# Exercise details:
Copy out the records in full, word for word, without pictures.

# Data records:
## START
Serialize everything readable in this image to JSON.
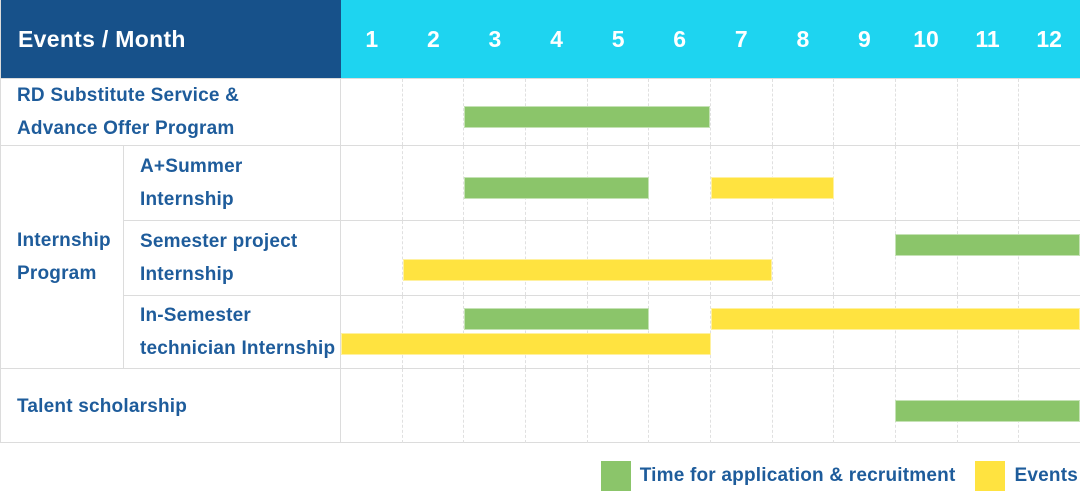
{
  "header": {
    "title": "Events / Month",
    "months": [
      "1",
      "2",
      "3",
      "4",
      "5",
      "6",
      "7",
      "8",
      "9",
      "10",
      "11",
      "12"
    ]
  },
  "colors": {
    "header_bg": "#17518A",
    "months_bg": "#1ED4F0",
    "label_text": "#1E5C9B",
    "application_green": "#8BC56A",
    "events_yellow": "#FFE340",
    "grid_line": "#DCDCDC",
    "header_text": "#FFFFFF"
  },
  "chart_data": {
    "type": "bar",
    "variant": "gantt-schedule",
    "x_axis": {
      "label": "Month",
      "ticks": [
        "1",
        "2",
        "3",
        "4",
        "5",
        "6",
        "7",
        "8",
        "9",
        "10",
        "11",
        "12"
      ],
      "range": [
        1,
        12
      ]
    },
    "series": [
      {
        "key": "application",
        "name": "Time for application & recruitment",
        "color": "#8BC56A"
      },
      {
        "key": "events",
        "name": "Events",
        "color": "#FFE340"
      }
    ],
    "series_colors": {
      "application": "#8BC56A",
      "events": "#FFE340"
    },
    "group_label": "Internship\nProgram",
    "rows": [
      {
        "label": "RD Substitute Service &\nAdvance Offer Program",
        "group": null,
        "bars": [
          {
            "series": "application",
            "start_month": 3,
            "end_month": 6,
            "lane": "center"
          }
        ]
      },
      {
        "label": "A+Summer\nInternship",
        "group": "Internship Program",
        "bars": [
          {
            "series": "application",
            "start_month": 3,
            "end_month": 5,
            "lane": "center"
          },
          {
            "series": "events",
            "start_month": 7,
            "end_month": 8,
            "lane": "center"
          }
        ]
      },
      {
        "label": "Semester project\nInternship",
        "group": "Internship Program",
        "bars": [
          {
            "series": "application",
            "start_month": 10,
            "end_month": 12,
            "lane": "upper"
          },
          {
            "series": "events",
            "start_month": 2,
            "end_month": 7,
            "lane": "lower"
          }
        ]
      },
      {
        "label": "In-Semester\ntechnician Internship",
        "group": "Internship Program",
        "bars": [
          {
            "series": "application",
            "start_month": 3,
            "end_month": 5,
            "lane": "upper"
          },
          {
            "series": "events",
            "start_month": 7,
            "end_month": 12,
            "lane": "upper"
          },
          {
            "series": "events",
            "start_month": 1,
            "end_month": 6,
            "lane": "lower"
          }
        ]
      },
      {
        "label": "Talent scholarship",
        "group": null,
        "bars": [
          {
            "series": "application",
            "start_month": 10,
            "end_month": 12,
            "lane": "center"
          }
        ]
      }
    ]
  },
  "legend": {
    "items": [
      {
        "series": "application",
        "label": "Time for application & recruitment",
        "color": "#8BC56A",
        "icon": "green-square-swatch"
      },
      {
        "series": "events",
        "label": "Events",
        "color": "#FFE340",
        "icon": "yellow-square-swatch"
      }
    ]
  }
}
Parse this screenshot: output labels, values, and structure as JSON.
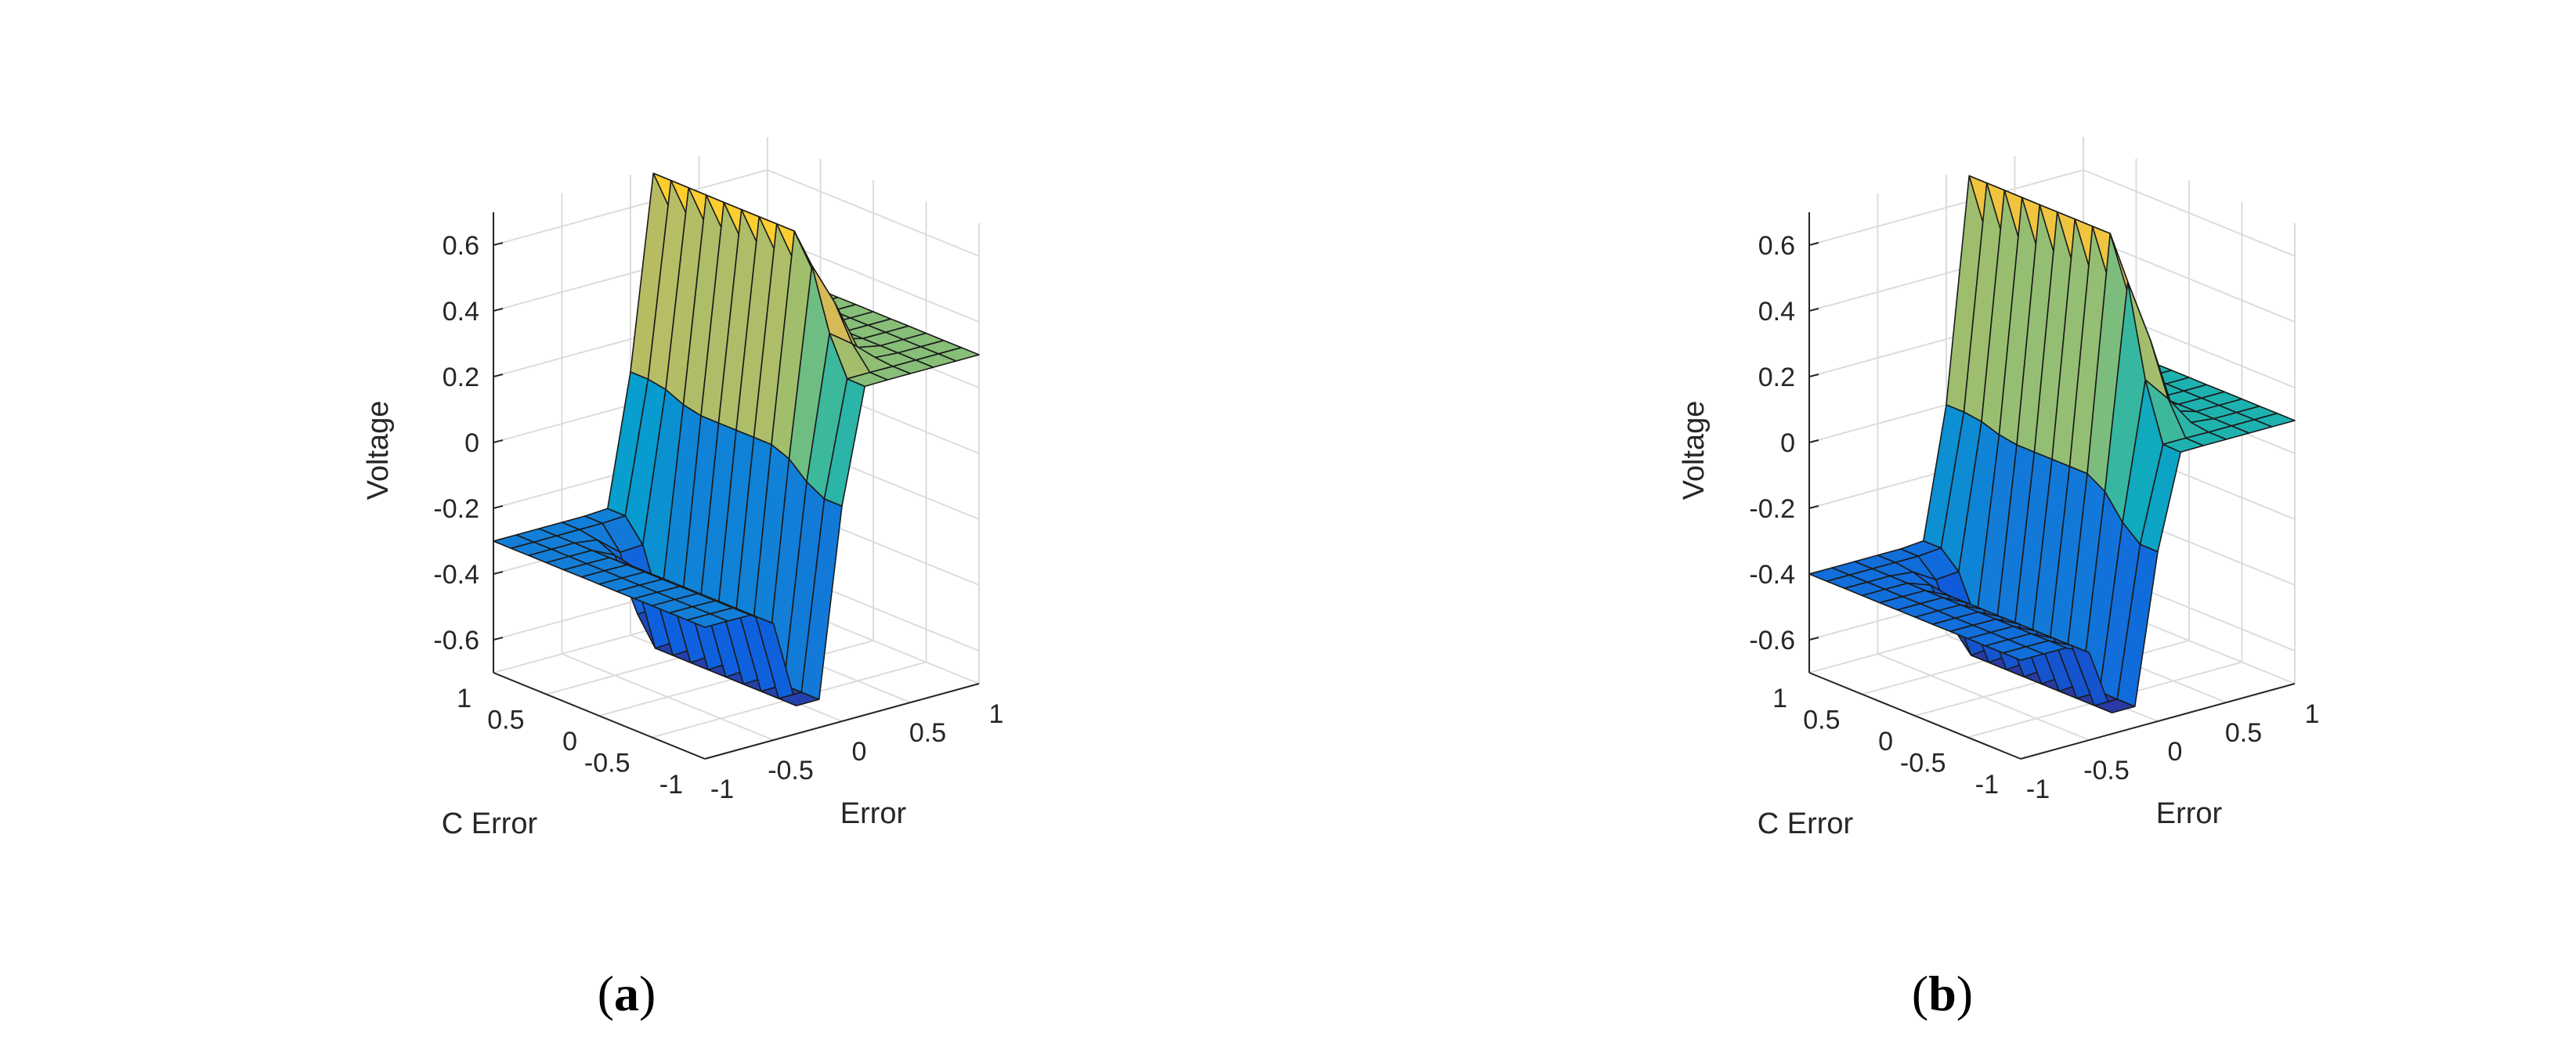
{
  "chart_data": [
    {
      "type": "surface",
      "panel_label": "a",
      "caption_open": "(",
      "caption_close": ")",
      "xlabel": "Error",
      "ylabel": "C Error",
      "zlabel": "Voltage",
      "xlim": [
        -1,
        1
      ],
      "ylim": [
        -1,
        1
      ],
      "zlim": [
        -0.7,
        0.7
      ],
      "x_ticks": [
        "-1",
        "-0.5",
        "0",
        "0.5",
        "1"
      ],
      "y_ticks": [
        "-1",
        "-0.5",
        "0",
        "0.5",
        "1"
      ],
      "z_ticks": [
        "-0.6",
        "-0.4",
        "-0.2",
        "0",
        "0.2",
        "0.4",
        "0.6"
      ],
      "grid": true,
      "colormap": "parula",
      "low_plateau": -0.3,
      "high_plateau": 0.3,
      "ridge_peak": 0.7,
      "trough_min": -0.7
    },
    {
      "type": "surface",
      "panel_label": "b",
      "caption_open": "(",
      "caption_close": ")",
      "xlabel": "Error",
      "ylabel": "C Error",
      "zlabel": "Voltage",
      "xlim": [
        -1,
        1
      ],
      "ylim": [
        -1,
        1
      ],
      "zlim": [
        -0.7,
        0.7
      ],
      "x_ticks": [
        "-1",
        "-0.5",
        "0",
        "0.5",
        "1"
      ],
      "y_ticks": [
        "-1",
        "-0.5",
        "0",
        "0.5",
        "1"
      ],
      "z_ticks": [
        "-0.6",
        "-0.4",
        "-0.2",
        "0",
        "0.2",
        "0.4",
        "0.6"
      ],
      "grid": true,
      "colormap": "parula",
      "low_plateau": -0.4,
      "high_plateau": 0.1,
      "ridge_peak": 0.7,
      "trough_min": -0.7
    }
  ]
}
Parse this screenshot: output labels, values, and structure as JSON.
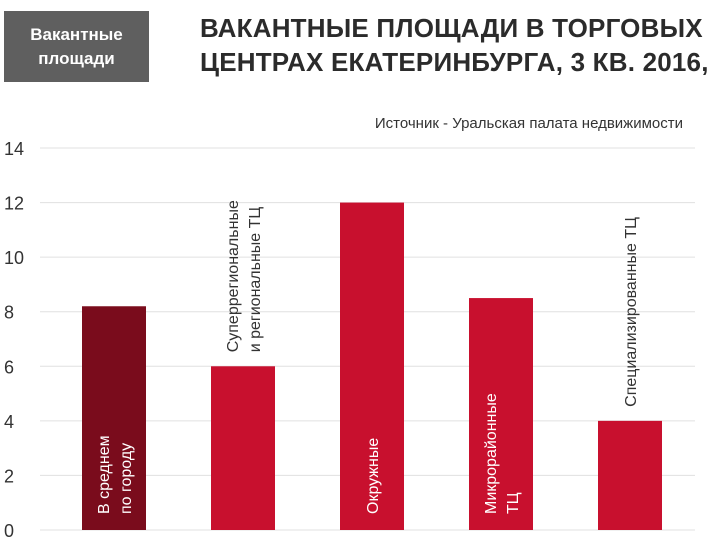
{
  "badge": {
    "line1": "Вакантные",
    "line2": "площади"
  },
  "title": {
    "line1": "ВАКАНТНЫЕ ПЛОЩАДИ В ТОРГОВЫХ",
    "line2": "ЦЕНТРАХ ЕКАТЕРИНБУРГА, 3 КВ. 2016,"
  },
  "source": "Источник - Уральская палата недвижимости",
  "colors": {
    "average": "#7a0c1c",
    "bar": "#c8102e",
    "grid": "#e0e0e0"
  },
  "chart_data": {
    "type": "bar",
    "ylim": [
      0,
      14
    ],
    "yticks": [
      0,
      2,
      4,
      6,
      8,
      10,
      12,
      14
    ],
    "grid": true,
    "categories": [
      {
        "lines": [
          "В среднем",
          "по городу"
        ],
        "value": 8.2,
        "highlight": true,
        "label_inside": true
      },
      {
        "lines": [
          "Суперрегиональные",
          "и региональные ТЦ"
        ],
        "value": 6,
        "highlight": false,
        "label_inside": false
      },
      {
        "lines": [
          "Окружные"
        ],
        "value": 12,
        "highlight": false,
        "label_inside": true
      },
      {
        "lines": [
          "Микрорайонные",
          "ТЦ"
        ],
        "value": 8.5,
        "highlight": false,
        "label_inside": true
      },
      {
        "lines": [
          "Специализированные ТЦ"
        ],
        "value": 4,
        "highlight": false,
        "label_inside": false
      }
    ]
  }
}
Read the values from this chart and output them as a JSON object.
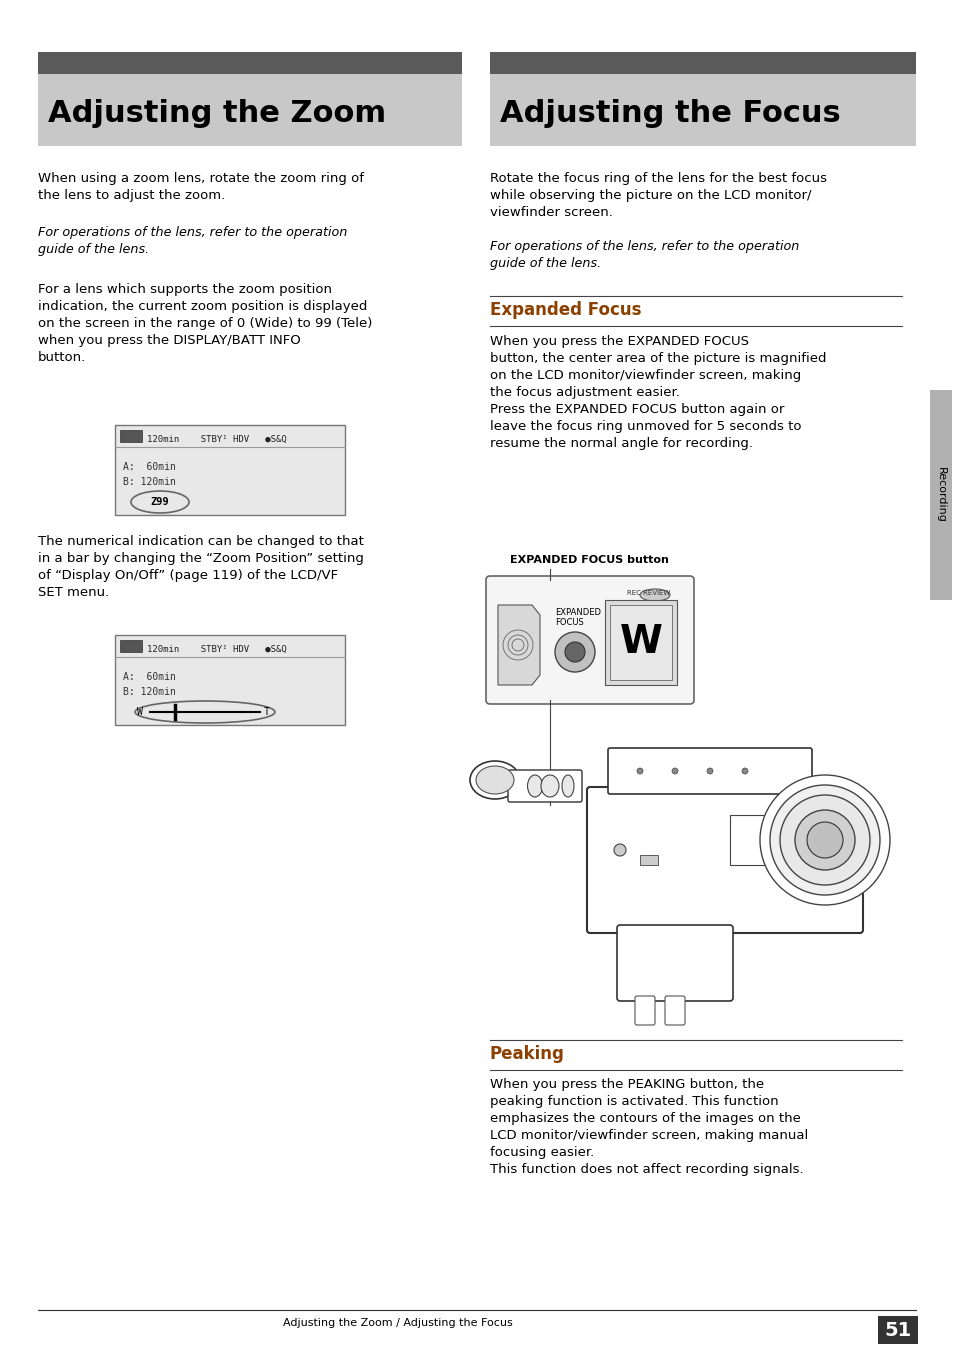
{
  "page_bg": "#ffffff",
  "header_dark": "#5a5a5a",
  "header_light": "#c8c8c8",
  "sidebar_bg": "#b0b0b0",
  "text_color": "#000000",
  "section_color": "#8B4000",
  "footer_line_color": "#333333",
  "left_title": "Adjusting the Zoom",
  "right_title": "Adjusting the Focus",
  "footer_text": "Adjusting the Zoom / Adjusting the Focus",
  "footer_page": "51",
  "sidebar_label": "Recording",
  "display_bg": "#e0e0e0",
  "display_border": "#888888"
}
## END
# Complete response:
Serialize everything readable in this image to JSON.
{
  "header": {
    "title": "Events / Month",
    "months": [
      "1",
      "2",
      "3",
      "4",
      "5",
      "6",
      "7",
      "8",
      "9",
      "10",
      "11",
      "12"
    ]
  },
  "colors": {
    "header_bg": "#17518A",
    "months_bg": "#1ED4F0",
    "label_text": "#1E5C9B",
    "application_green": "#8BC56A",
    "events_yellow": "#FFE340",
    "grid_line": "#DCDCDC",
    "header_text": "#FFFFFF"
  },
  "chart_data": {
    "type": "bar",
    "variant": "gantt-schedule",
    "x_axis": {
      "label": "Month",
      "ticks": [
        "1",
        "2",
        "3",
        "4",
        "5",
        "6",
        "7",
        "8",
        "9",
        "10",
        "11",
        "12"
      ],
      "range": [
        1,
        12
      ]
    },
    "series": [
      {
        "key": "application",
        "name": "Time for application & recruitment",
        "color": "#8BC56A"
      },
      {
        "key": "events",
        "name": "Events",
        "color": "#FFE340"
      }
    ],
    "series_colors": {
      "application": "#8BC56A",
      "events": "#FFE340"
    },
    "group_label": "Internship\nProgram",
    "rows": [
      {
        "label": "RD Substitute Service &\nAdvance Offer Program",
        "group": null,
        "bars": [
          {
            "series": "application",
            "start_month": 3,
            "end_month": 6,
            "lane": "center"
          }
        ]
      },
      {
        "label": "A+Summer\nInternship",
        "group": "Internship Program",
        "bars": [
          {
            "series": "application",
            "start_month": 3,
            "end_month": 5,
            "lane": "center"
          },
          {
            "series": "events",
            "start_month": 7,
            "end_month": 8,
            "lane": "center"
          }
        ]
      },
      {
        "label": "Semester project\nInternship",
        "group": "Internship Program",
        "bars": [
          {
            "series": "application",
            "start_month": 10,
            "end_month": 12,
            "lane": "upper"
          },
          {
            "series": "events",
            "start_month": 2,
            "end_month": 7,
            "lane": "lower"
          }
        ]
      },
      {
        "label": "In-Semester\ntechnician Internship",
        "group": "Internship Program",
        "bars": [
          {
            "series": "application",
            "start_month": 3,
            "end_month": 5,
            "lane": "upper"
          },
          {
            "series": "events",
            "start_month": 7,
            "end_month": 12,
            "lane": "upper"
          },
          {
            "series": "events",
            "start_month": 1,
            "end_month": 6,
            "lane": "lower"
          }
        ]
      },
      {
        "label": "Talent scholarship",
        "group": null,
        "bars": [
          {
            "series": "application",
            "start_month": 10,
            "end_month": 12,
            "lane": "center"
          }
        ]
      }
    ]
  },
  "legend": {
    "items": [
      {
        "series": "application",
        "label": "Time for application & recruitment",
        "color": "#8BC56A",
        "icon": "green-square-swatch"
      },
      {
        "series": "events",
        "label": "Events",
        "color": "#FFE340",
        "icon": "yellow-square-swatch"
      }
    ]
  }
}
Parse this screenshot: output labels, values, and structure as JSON.
{
  "chart_data": [
    {
      "type": "surface",
      "panel_label": "a",
      "caption_open": "(",
      "caption_close": ")",
      "xlabel": "Error",
      "ylabel": "C Error",
      "zlabel": "Voltage",
      "xlim": [
        -1,
        1
      ],
      "ylim": [
        -1,
        1
      ],
      "zlim": [
        -0.7,
        0.7
      ],
      "x_ticks": [
        "-1",
        "-0.5",
        "0",
        "0.5",
        "1"
      ],
      "y_ticks": [
        "-1",
        "-0.5",
        "0",
        "0.5",
        "1"
      ],
      "z_ticks": [
        "-0.6",
        "-0.4",
        "-0.2",
        "0",
        "0.2",
        "0.4",
        "0.6"
      ],
      "grid": true,
      "colormap": "parula",
      "low_plateau": -0.3,
      "high_plateau": 0.3,
      "ridge_peak": 0.7,
      "trough_min": -0.7
    },
    {
      "type": "surface",
      "panel_label": "b",
      "caption_open": "(",
      "caption_close": ")",
      "xlabel": "Error",
      "ylabel": "C Error",
      "zlabel": "Voltage",
      "xlim": [
        -1,
        1
      ],
      "ylim": [
        -1,
        1
      ],
      "zlim": [
        -0.7,
        0.7
      ],
      "x_ticks": [
        "-1",
        "-0.5",
        "0",
        "0.5",
        "1"
      ],
      "y_ticks": [
        "-1",
        "-0.5",
        "0",
        "0.5",
        "1"
      ],
      "z_ticks": [
        "-0.6",
        "-0.4",
        "-0.2",
        "0",
        "0.2",
        "0.4",
        "0.6"
      ],
      "grid": true,
      "colormap": "parula",
      "low_plateau": -0.4,
      "high_plateau": 0.1,
      "ridge_peak": 0.7,
      "trough_min": -0.7
    }
  ]
}
Parse this screenshot: output labels, values, and structure as JSON.
{
  "badge": {
    "line1": "Вакантные",
    "line2": "площади"
  },
  "title": {
    "line1": "ВАКАНТНЫЕ ПЛОЩАДИ В ТОРГОВЫХ",
    "line2": "ЦЕНТРАХ ЕКАТЕРИНБУРГА, 3 КВ. 2016,"
  },
  "source": "Источник - Уральская палата недвижимости",
  "colors": {
    "average": "#7a0c1c",
    "bar": "#c8102e",
    "grid": "#e0e0e0"
  },
  "chart_data": {
    "type": "bar",
    "ylim": [
      0,
      14
    ],
    "yticks": [
      0,
      2,
      4,
      6,
      8,
      10,
      12,
      14
    ],
    "grid": true,
    "categories": [
      {
        "lines": [
          "В среднем",
          "по городу"
        ],
        "value": 8.2,
        "highlight": true,
        "label_inside": true
      },
      {
        "lines": [
          "Суперрегиональные",
          "и региональные ТЦ"
        ],
        "value": 6,
        "highlight": false,
        "label_inside": false
      },
      {
        "lines": [
          "Окружные"
        ],
        "value": 12,
        "highlight": false,
        "label_inside": true
      },
      {
        "lines": [
          "Микрорайонные",
          "ТЦ"
        ],
        "value": 8.5,
        "highlight": false,
        "label_inside": true
      },
      {
        "lines": [
          "Специализированные ТЦ"
        ],
        "value": 4,
        "highlight": false,
        "label_inside": false
      }
    ]
  }
}
Read the values from this chart and output them as a JSON object.
{
  "page_bg": "#ffffff",
  "header_dark": "#5a5a5a",
  "header_light": "#c8c8c8",
  "sidebar_bg": "#b0b0b0",
  "text_color": "#000000",
  "section_color": "#8B4000",
  "footer_line_color": "#333333",
  "left_title": "Adjusting the Zoom",
  "right_title": "Adjusting the Focus",
  "footer_text": "Adjusting the Zoom / Adjusting the Focus",
  "footer_page": "51",
  "sidebar_label": "Recording",
  "display_bg": "#e0e0e0",
  "display_border": "#888888"
}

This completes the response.